--- Begin ---

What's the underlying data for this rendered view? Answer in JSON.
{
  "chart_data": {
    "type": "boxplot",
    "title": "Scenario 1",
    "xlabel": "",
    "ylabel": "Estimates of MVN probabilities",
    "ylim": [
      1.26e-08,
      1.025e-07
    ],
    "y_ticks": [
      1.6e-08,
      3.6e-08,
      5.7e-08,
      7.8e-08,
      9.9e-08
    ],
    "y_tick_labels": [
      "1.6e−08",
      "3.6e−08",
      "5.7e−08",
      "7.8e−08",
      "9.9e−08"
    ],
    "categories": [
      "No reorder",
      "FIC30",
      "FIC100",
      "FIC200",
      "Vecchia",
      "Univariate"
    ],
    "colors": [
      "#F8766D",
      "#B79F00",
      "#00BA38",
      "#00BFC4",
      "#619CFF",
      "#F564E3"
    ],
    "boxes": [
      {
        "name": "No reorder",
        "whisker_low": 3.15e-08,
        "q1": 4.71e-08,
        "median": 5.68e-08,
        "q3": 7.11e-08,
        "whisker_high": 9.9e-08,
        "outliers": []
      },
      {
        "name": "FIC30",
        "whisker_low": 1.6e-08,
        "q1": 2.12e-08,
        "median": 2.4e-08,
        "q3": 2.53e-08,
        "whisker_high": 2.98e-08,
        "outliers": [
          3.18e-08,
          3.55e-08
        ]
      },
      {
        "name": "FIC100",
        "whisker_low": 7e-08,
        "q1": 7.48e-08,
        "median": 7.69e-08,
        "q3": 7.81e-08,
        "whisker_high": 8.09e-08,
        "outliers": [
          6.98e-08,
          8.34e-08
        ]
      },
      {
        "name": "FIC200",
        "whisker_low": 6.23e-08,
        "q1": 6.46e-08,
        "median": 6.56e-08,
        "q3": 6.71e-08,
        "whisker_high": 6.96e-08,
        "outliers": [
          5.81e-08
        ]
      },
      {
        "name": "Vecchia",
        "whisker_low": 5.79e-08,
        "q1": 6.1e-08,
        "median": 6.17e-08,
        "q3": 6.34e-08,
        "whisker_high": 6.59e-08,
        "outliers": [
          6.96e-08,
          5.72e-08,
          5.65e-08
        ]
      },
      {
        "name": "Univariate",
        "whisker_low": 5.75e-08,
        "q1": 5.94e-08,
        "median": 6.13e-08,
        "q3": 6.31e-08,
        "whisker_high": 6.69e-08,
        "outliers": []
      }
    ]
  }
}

--- End ---

What to work on:
In the records above, find each line with the word "median" and copy it.

Solution to this exercise:
        "median": 5.68e-08,
        "median": 2.4e-08,
        "median": 7.69e-08,
        "median": 6.56e-08,
        "median": 6.17e-08,
        "median": 6.13e-08,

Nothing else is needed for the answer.